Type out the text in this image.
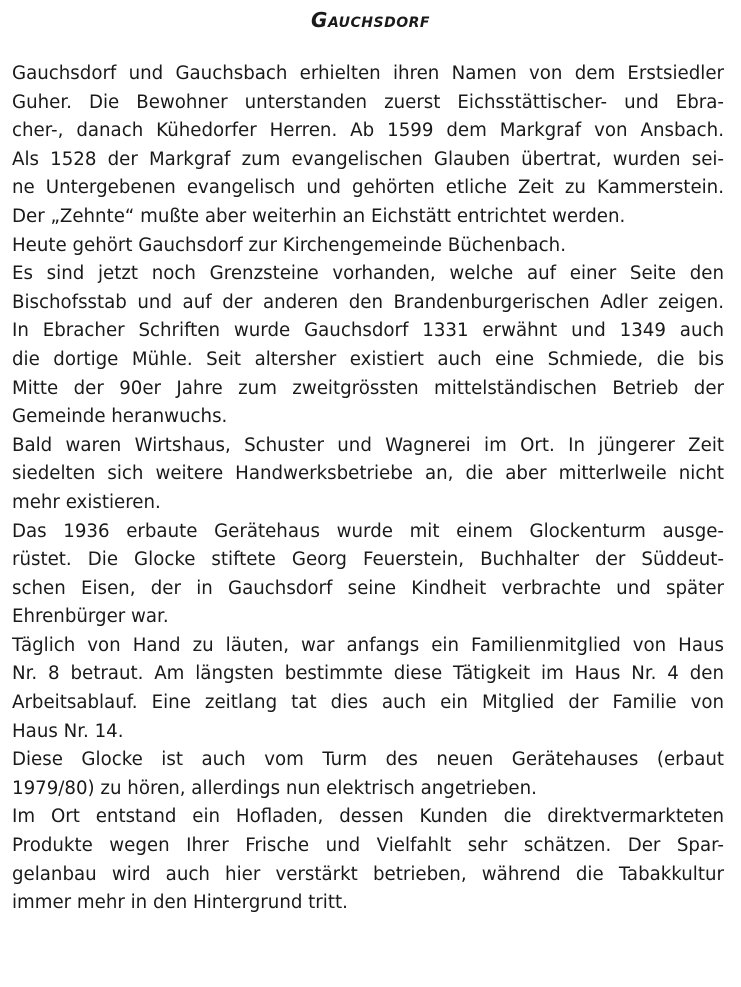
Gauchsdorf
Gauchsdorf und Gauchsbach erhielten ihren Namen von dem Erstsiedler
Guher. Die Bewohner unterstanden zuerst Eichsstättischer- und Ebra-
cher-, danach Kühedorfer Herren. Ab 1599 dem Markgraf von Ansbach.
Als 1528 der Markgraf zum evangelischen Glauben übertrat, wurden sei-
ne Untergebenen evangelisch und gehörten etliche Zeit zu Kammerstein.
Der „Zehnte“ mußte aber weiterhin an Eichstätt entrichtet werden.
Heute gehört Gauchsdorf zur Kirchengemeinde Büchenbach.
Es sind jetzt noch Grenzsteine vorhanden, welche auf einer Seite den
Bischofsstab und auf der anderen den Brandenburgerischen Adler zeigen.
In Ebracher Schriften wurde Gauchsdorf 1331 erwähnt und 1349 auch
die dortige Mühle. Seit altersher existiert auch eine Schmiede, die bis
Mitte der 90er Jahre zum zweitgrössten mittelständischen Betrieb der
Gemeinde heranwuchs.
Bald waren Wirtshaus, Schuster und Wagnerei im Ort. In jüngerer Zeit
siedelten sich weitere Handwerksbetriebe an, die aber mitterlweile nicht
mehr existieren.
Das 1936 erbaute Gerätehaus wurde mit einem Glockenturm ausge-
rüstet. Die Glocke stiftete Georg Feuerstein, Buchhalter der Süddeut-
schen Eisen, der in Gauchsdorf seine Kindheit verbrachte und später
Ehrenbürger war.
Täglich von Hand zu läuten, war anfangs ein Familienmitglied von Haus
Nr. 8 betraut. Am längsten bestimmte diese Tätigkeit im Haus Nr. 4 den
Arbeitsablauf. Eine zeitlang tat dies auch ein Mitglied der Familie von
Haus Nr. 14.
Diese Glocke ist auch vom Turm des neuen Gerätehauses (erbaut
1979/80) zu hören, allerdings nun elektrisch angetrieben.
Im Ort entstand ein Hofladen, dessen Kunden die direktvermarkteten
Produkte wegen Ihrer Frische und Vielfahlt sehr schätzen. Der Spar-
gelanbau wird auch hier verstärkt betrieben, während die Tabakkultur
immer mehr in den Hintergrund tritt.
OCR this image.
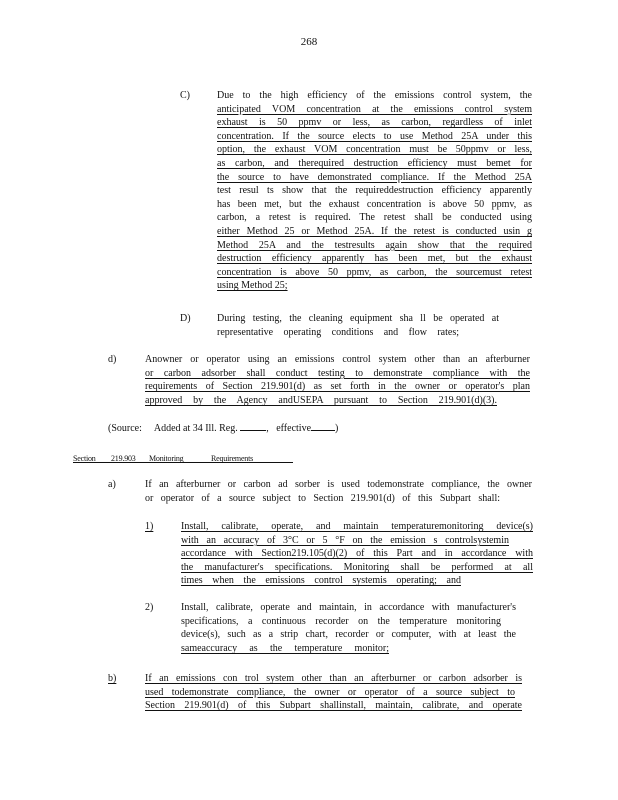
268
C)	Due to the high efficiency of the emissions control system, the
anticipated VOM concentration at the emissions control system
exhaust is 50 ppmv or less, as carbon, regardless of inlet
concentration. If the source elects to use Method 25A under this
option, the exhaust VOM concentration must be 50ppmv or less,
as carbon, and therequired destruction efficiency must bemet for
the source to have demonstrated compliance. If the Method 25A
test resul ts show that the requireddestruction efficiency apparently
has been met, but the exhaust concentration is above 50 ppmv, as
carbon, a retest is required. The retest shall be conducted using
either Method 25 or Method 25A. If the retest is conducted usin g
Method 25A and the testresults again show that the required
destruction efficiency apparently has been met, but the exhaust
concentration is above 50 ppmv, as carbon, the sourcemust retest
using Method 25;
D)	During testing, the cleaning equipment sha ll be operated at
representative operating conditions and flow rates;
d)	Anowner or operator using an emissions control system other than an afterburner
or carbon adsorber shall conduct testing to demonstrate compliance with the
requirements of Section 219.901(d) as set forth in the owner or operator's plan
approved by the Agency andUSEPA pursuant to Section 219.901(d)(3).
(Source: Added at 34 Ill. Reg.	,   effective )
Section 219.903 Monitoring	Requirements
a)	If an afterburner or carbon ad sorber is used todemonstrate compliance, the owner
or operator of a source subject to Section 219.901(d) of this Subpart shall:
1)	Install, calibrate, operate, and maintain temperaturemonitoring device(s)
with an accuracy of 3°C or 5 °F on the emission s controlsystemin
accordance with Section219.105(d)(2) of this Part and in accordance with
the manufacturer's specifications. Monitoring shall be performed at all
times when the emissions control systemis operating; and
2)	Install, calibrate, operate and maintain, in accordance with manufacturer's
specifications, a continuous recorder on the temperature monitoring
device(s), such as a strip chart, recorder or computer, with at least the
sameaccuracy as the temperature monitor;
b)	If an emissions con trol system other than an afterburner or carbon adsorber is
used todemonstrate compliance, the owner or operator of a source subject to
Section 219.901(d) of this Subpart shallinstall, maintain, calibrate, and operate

==============================

__EXERCISE TASK__
All of the records need repeating exactly, except for the pictures.

__FINISHED EXERCISE__
Type out the text in this image.
Gauchsdorf
Gauchsdorf und Gauchsbach erhielten ihren Namen von dem Erstsiedler
Guher. Die Bewohner unterstanden zuerst Eichsstättischer- und Ebra-
cher-, danach Kühedorfer Herren. Ab 1599 dem Markgraf von Ansbach.
Als 1528 der Markgraf zum evangelischen Glauben übertrat, wurden sei-
ne Untergebenen evangelisch und gehörten etliche Zeit zu Kammerstein.
Der „Zehnte“ mußte aber weiterhin an Eichstätt entrichtet werden.
Heute gehört Gauchsdorf zur Kirchengemeinde Büchenbach.
Es sind jetzt noch Grenzsteine vorhanden, welche auf einer Seite den
Bischofsstab und auf der anderen den Brandenburgerischen Adler zeigen.
In Ebracher Schriften wurde Gauchsdorf 1331 erwähnt und 1349 auch
die dortige Mühle. Seit altersher existiert auch eine Schmiede, die bis
Mitte der 90er Jahre zum zweitgrössten mittelständischen Betrieb der
Gemeinde heranwuchs.
Bald waren Wirtshaus, Schuster und Wagnerei im Ort. In jüngerer Zeit
siedelten sich weitere Handwerksbetriebe an, die aber mitterlweile nicht
mehr existieren.
Das 1936 erbaute Gerätehaus wurde mit einem Glockenturm ausge-
rüstet. Die Glocke stiftete Georg Feuerstein, Buchhalter der Süddeut-
schen Eisen, der in Gauchsdorf seine Kindheit verbrachte und später
Ehrenbürger war.
Täglich von Hand zu läuten, war anfangs ein Familienmitglied von Haus
Nr. 8 betraut. Am längsten bestimmte diese Tätigkeit im Haus Nr. 4 den
Arbeitsablauf. Eine zeitlang tat dies auch ein Mitglied der Familie von
Haus Nr. 14.
Diese Glocke ist auch vom Turm des neuen Gerätehauses (erbaut
1979/80) zu hören, allerdings nun elektrisch angetrieben.
Im Ort entstand ein Hofladen, dessen Kunden die direktvermarkteten
Produkte wegen Ihrer Frische und Vielfahlt sehr schätzen. Der Spar-
gelanbau wird auch hier verstärkt betrieben, während die Tabakkultur
immer mehr in den Hintergrund tritt.
OCR this image.
268
C)	Due to the high efficiency of the emissions control system, the
anticipated VOM concentration at the emissions control system
exhaust is 50 ppmv or less, as carbon, regardless of inlet
concentration. If the source elects to use Method 25A under this
option, the exhaust VOM concentration must be 50ppmv or less,
as carbon, and therequired destruction efficiency must bemet for
the source to have demonstrated compliance. If the Method 25A
test resul ts show that the requireddestruction efficiency apparently
has been met, but the exhaust concentration is above 50 ppmv, as
carbon, a retest is required. The retest shall be conducted using
either Method 25 or Method 25A. If the retest is conducted usin g
Method 25A and the testresults again show that the required
destruction efficiency apparently has been met, but the exhaust
concentration is above 50 ppmv, as carbon, the sourcemust retest
using Method 25;
D)	During testing, the cleaning equipment sha ll be operated at
representative operating conditions and flow rates;
d)	Anowner or operator using an emissions control system other than an afterburner
or carbon adsorber shall conduct testing to demonstrate compliance with the
requirements of Section 219.901(d) as set forth in the owner or operator's plan
approved by the Agency andUSEPA pursuant to Section 219.901(d)(3).
(Source: Added at 34 Ill. Reg.	,   effective )
Section 219.903 Monitoring	Requirements
a)	If an afterburner or carbon ad sorber is used todemonstrate compliance, the owner
or operator of a source subject to Section 219.901(d) of this Subpart shall:
1)	Install, calibrate, operate, and maintain temperaturemonitoring device(s)
with an accuracy of 3°C or 5 °F on the emission s controlsystemin
accordance with Section219.105(d)(2) of this Part and in accordance with
the manufacturer's specifications. Monitoring shall be performed at all
times when the emissions control systemis operating; and
2)	Install, calibrate, operate and maintain, in accordance with manufacturer's
specifications, a continuous recorder on the temperature monitoring
device(s), such as a strip chart, recorder or computer, with at least the
sameaccuracy as the temperature monitor;
b)	If an emissions con trol system other than an afterburner or carbon adsorber is
used todemonstrate compliance, the owner or operator of a source subject to
Section 219.901(d) of this Subpart shallinstall, maintain, calibrate, and operate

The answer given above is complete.